--- RECORDS ---
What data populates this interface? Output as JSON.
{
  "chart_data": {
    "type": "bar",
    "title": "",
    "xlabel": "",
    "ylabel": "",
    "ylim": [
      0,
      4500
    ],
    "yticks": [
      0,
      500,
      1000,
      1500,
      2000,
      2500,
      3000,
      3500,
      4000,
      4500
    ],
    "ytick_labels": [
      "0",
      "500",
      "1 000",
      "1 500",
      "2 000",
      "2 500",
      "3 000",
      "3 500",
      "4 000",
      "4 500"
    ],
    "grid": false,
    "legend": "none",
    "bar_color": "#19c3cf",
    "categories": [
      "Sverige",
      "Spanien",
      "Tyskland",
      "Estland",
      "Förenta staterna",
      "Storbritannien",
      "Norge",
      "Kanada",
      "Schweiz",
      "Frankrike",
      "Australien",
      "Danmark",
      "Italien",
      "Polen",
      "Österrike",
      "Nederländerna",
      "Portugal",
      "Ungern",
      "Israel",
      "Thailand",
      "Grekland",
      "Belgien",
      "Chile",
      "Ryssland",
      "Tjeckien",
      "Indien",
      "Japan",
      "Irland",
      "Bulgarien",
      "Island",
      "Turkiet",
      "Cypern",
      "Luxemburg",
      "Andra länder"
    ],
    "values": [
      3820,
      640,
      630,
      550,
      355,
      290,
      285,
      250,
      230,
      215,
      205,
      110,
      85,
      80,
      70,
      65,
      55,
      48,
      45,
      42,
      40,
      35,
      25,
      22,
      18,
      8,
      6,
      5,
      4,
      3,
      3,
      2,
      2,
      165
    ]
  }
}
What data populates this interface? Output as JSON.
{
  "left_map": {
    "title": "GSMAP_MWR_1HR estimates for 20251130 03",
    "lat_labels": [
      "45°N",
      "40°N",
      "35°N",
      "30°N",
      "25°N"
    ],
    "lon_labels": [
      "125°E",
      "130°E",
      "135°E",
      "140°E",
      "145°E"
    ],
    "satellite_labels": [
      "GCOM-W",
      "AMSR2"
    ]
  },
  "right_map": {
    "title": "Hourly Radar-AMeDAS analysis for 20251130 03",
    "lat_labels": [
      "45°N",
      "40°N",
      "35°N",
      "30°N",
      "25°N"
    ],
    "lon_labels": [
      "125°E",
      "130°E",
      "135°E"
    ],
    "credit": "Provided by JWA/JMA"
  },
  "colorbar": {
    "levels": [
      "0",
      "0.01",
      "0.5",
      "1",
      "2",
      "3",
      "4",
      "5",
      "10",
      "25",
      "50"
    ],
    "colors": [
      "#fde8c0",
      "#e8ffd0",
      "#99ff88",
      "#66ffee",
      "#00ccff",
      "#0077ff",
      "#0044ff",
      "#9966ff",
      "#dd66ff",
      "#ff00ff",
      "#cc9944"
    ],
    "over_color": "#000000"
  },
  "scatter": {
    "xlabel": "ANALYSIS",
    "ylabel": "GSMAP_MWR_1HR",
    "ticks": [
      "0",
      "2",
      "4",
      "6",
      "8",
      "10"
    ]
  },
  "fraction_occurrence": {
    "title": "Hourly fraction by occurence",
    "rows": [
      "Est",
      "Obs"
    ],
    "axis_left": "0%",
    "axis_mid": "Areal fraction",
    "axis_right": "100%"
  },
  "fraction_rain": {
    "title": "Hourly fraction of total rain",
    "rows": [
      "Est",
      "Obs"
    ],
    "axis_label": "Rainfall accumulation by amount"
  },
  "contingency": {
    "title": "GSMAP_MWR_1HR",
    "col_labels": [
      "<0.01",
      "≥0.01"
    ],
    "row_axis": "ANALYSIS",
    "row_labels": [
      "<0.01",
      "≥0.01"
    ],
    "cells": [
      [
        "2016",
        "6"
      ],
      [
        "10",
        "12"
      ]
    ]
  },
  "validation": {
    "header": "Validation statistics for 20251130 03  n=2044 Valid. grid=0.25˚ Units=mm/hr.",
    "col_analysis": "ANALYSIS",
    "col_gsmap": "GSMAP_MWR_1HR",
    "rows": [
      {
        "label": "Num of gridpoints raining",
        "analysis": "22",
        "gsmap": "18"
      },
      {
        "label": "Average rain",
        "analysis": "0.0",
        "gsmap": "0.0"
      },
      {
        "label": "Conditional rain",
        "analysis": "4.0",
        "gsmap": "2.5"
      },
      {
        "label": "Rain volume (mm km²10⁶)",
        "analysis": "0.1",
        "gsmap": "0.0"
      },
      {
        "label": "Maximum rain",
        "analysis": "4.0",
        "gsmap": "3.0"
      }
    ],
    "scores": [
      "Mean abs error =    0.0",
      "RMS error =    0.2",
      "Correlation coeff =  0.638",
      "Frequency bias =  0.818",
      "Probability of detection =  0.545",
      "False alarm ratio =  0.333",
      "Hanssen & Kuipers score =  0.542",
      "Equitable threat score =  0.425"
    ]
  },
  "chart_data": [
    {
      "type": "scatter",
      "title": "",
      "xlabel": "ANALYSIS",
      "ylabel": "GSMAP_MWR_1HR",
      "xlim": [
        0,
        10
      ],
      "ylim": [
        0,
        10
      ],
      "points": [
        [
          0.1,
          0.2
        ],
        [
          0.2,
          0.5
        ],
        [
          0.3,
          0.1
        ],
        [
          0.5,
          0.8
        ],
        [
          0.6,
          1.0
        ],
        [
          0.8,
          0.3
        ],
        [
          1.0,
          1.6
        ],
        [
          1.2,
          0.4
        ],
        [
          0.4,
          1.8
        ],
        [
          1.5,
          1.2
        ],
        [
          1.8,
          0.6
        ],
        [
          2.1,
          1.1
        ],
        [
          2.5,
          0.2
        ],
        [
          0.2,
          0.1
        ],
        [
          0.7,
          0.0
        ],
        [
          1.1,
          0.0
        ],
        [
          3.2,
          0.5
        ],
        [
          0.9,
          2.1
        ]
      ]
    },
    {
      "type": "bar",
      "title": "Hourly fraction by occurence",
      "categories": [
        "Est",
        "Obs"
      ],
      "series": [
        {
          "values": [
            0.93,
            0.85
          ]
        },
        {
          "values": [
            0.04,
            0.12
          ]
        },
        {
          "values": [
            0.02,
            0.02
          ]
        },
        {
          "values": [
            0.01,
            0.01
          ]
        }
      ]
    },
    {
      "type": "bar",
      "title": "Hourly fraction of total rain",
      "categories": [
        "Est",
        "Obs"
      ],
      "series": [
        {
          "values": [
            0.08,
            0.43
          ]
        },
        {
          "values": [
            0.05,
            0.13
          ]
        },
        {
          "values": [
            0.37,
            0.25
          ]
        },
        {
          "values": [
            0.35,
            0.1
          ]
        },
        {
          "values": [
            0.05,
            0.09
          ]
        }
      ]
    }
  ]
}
---
Which lines hold the string "xlabel"? Copy all of them from the data above.

- **RESPONSE TO THE EXERCISE**:
    "xlabel": "",
    "xlabel": "ANALYSIS",
      "xlabel": "ANALYSIS",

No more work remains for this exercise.